> _GIVEN TASK_
Identify, in the records below, every line where the string "situado" appears, and copy each such line.

> _DATASET ROWS_
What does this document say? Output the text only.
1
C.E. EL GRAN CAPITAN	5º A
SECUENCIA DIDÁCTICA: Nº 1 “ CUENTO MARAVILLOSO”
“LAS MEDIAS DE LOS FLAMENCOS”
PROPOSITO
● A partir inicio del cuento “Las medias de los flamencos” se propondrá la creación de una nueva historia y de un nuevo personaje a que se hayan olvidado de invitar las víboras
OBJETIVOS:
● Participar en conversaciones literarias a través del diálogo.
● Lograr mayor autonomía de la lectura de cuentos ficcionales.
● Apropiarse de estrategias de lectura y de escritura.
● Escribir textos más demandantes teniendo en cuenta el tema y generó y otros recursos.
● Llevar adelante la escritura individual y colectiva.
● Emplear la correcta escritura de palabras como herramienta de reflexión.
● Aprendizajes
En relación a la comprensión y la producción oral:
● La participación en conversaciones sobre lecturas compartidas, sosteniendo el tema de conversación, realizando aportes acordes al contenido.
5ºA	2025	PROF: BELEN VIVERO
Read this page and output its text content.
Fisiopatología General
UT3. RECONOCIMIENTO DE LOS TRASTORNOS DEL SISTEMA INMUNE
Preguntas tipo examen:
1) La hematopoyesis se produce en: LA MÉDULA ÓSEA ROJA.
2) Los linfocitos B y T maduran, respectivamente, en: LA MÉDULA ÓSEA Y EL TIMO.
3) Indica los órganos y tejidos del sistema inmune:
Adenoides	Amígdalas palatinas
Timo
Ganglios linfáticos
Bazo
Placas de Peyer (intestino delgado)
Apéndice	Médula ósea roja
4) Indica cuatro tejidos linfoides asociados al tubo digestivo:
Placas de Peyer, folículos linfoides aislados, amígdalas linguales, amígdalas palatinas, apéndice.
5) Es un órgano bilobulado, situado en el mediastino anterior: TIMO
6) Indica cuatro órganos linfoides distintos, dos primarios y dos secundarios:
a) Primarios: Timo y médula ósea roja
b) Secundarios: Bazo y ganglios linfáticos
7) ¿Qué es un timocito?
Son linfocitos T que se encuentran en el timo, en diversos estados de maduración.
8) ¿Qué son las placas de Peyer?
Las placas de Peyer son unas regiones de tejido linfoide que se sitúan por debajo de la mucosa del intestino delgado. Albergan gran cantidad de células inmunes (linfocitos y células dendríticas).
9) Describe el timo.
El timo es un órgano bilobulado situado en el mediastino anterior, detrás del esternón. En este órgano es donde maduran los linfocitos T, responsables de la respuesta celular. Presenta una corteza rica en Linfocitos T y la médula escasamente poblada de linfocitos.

> _ANSWER BELOW_
5) Es un órgano bilobulado, situado en el mediastino anterior: TIMO
El timo es un órgano bilobulado situado en el mediastino anterior, detrás del esternón. En este órgano es donde maduran los linfocitos T, responsables de la respuesta celular. Presenta una corteza rica en Linfocitos T y la médula escasamente poblada de linfocitos.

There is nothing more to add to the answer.